Stored data entries:

* START *

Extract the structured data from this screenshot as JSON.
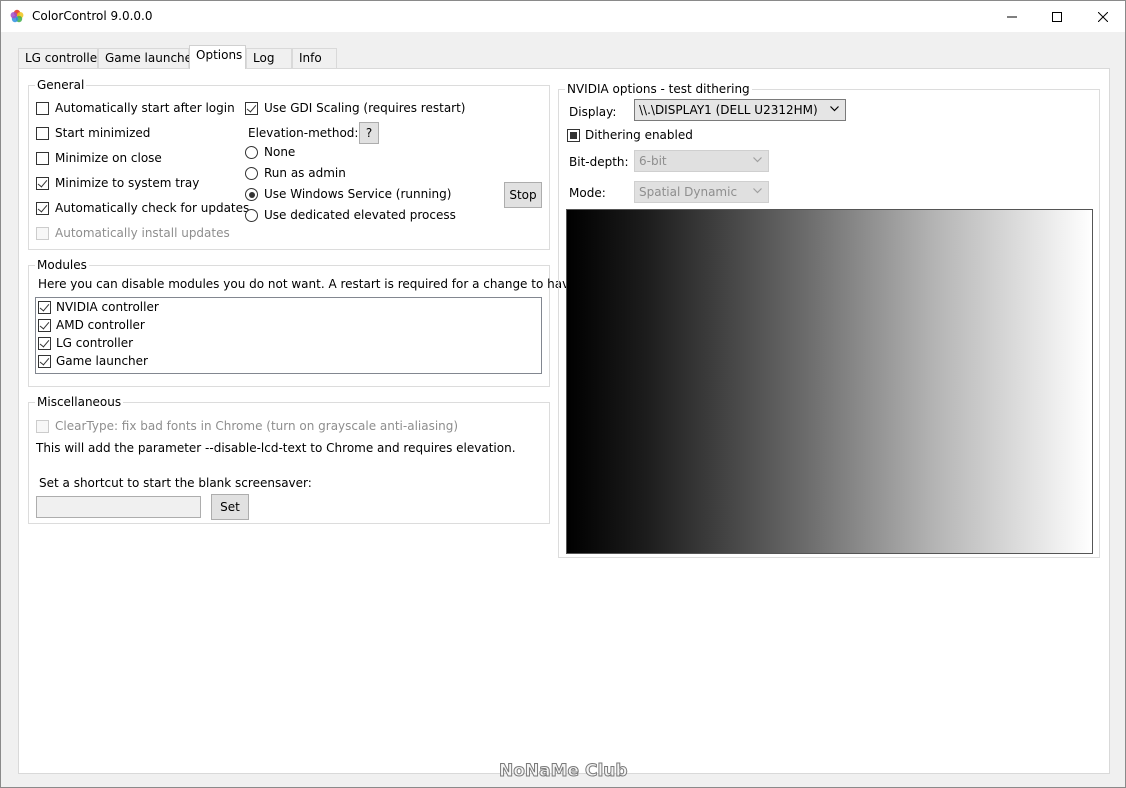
{
  "window": {
    "title": "ColorControl 9.0.0.0"
  },
  "tabs": [
    "LG controller",
    "Game launcher",
    "Options",
    "Log",
    "Info"
  ],
  "general": {
    "title": "General",
    "auto_start": "Automatically start after login",
    "start_minimized": "Start minimized",
    "minimize_on_close": "Minimize on close",
    "minimize_to_tray": "Minimize to system tray",
    "auto_check_updates": "Automatically check for updates",
    "auto_install_updates": "Automatically install updates",
    "gdi_scaling": "Use GDI Scaling (requires restart)",
    "elevation_label": "Elevation-method:",
    "help_button": "?",
    "radio_none": "None",
    "radio_admin": "Run as admin",
    "radio_service": "Use Windows Service (running)",
    "radio_dedicated": "Use dedicated elevated process",
    "stop_button": "Stop"
  },
  "modules": {
    "title": "Modules",
    "description": "Here you can disable modules you do not want. A restart is required for a change to have effect.",
    "items": [
      "NVIDIA controller",
      "AMD controller",
      "LG controller",
      "Game launcher"
    ]
  },
  "misc": {
    "title": "Miscellaneous",
    "cleartype": "ClearType: fix bad fonts in Chrome (turn on grayscale anti-aliasing)",
    "note": "This will add the parameter --disable-lcd-text to Chrome and requires elevation.",
    "shortcut_label": "Set a shortcut to start the blank screensaver:",
    "shortcut_value": "",
    "set_button": "Set"
  },
  "nvidia": {
    "title": "NVIDIA options - test dithering",
    "display_label": "Display:",
    "display_value": "\\\\.\\DISPLAY1 (DELL U2312HM)",
    "dithering_label": "Dithering enabled",
    "bitdepth_label": "Bit-depth:",
    "bitdepth_value": "6-bit",
    "mode_label": "Mode:",
    "mode_value": "Spatial Dynamic"
  },
  "watermark": "NoNaMe Club"
}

* END *

All of the records need repeating exactly, except for the pictures.

Solved exercise:
Extract the structured data from this screenshot as JSON.
{
  "window": {
    "title": "ColorControl 9.0.0.0"
  },
  "tabs": [
    "LG controller",
    "Game launcher",
    "Options",
    "Log",
    "Info"
  ],
  "general": {
    "title": "General",
    "auto_start": "Automatically start after login",
    "start_minimized": "Start minimized",
    "minimize_on_close": "Minimize on close",
    "minimize_to_tray": "Minimize to system tray",
    "auto_check_updates": "Automatically check for updates",
    "auto_install_updates": "Automatically install updates",
    "gdi_scaling": "Use GDI Scaling (requires restart)",
    "elevation_label": "Elevation-method:",
    "help_button": "?",
    "radio_none": "None",
    "radio_admin": "Run as admin",
    "radio_service": "Use Windows Service (running)",
    "radio_dedicated": "Use dedicated elevated process",
    "stop_button": "Stop"
  },
  "modules": {
    "title": "Modules",
    "description": "Here you can disable modules you do not want. A restart is required for a change to have effect.",
    "items": [
      "NVIDIA controller",
      "AMD controller",
      "LG controller",
      "Game launcher"
    ]
  },
  "misc": {
    "title": "Miscellaneous",
    "cleartype": "ClearType: fix bad fonts in Chrome (turn on grayscale anti-aliasing)",
    "note": "This will add the parameter --disable-lcd-text to Chrome and requires elevation.",
    "shortcut_label": "Set a shortcut to start the blank screensaver:",
    "shortcut_value": "",
    "set_button": "Set"
  },
  "nvidia": {
    "title": "NVIDIA options - test dithering",
    "display_label": "Display:",
    "display_value": "\\\\.\\DISPLAY1 (DELL U2312HM)",
    "dithering_label": "Dithering enabled",
    "bitdepth_label": "Bit-depth:",
    "bitdepth_value": "6-bit",
    "mode_label": "Mode:",
    "mode_value": "Spatial Dynamic"
  },
  "watermark": "NoNaMe Club"
}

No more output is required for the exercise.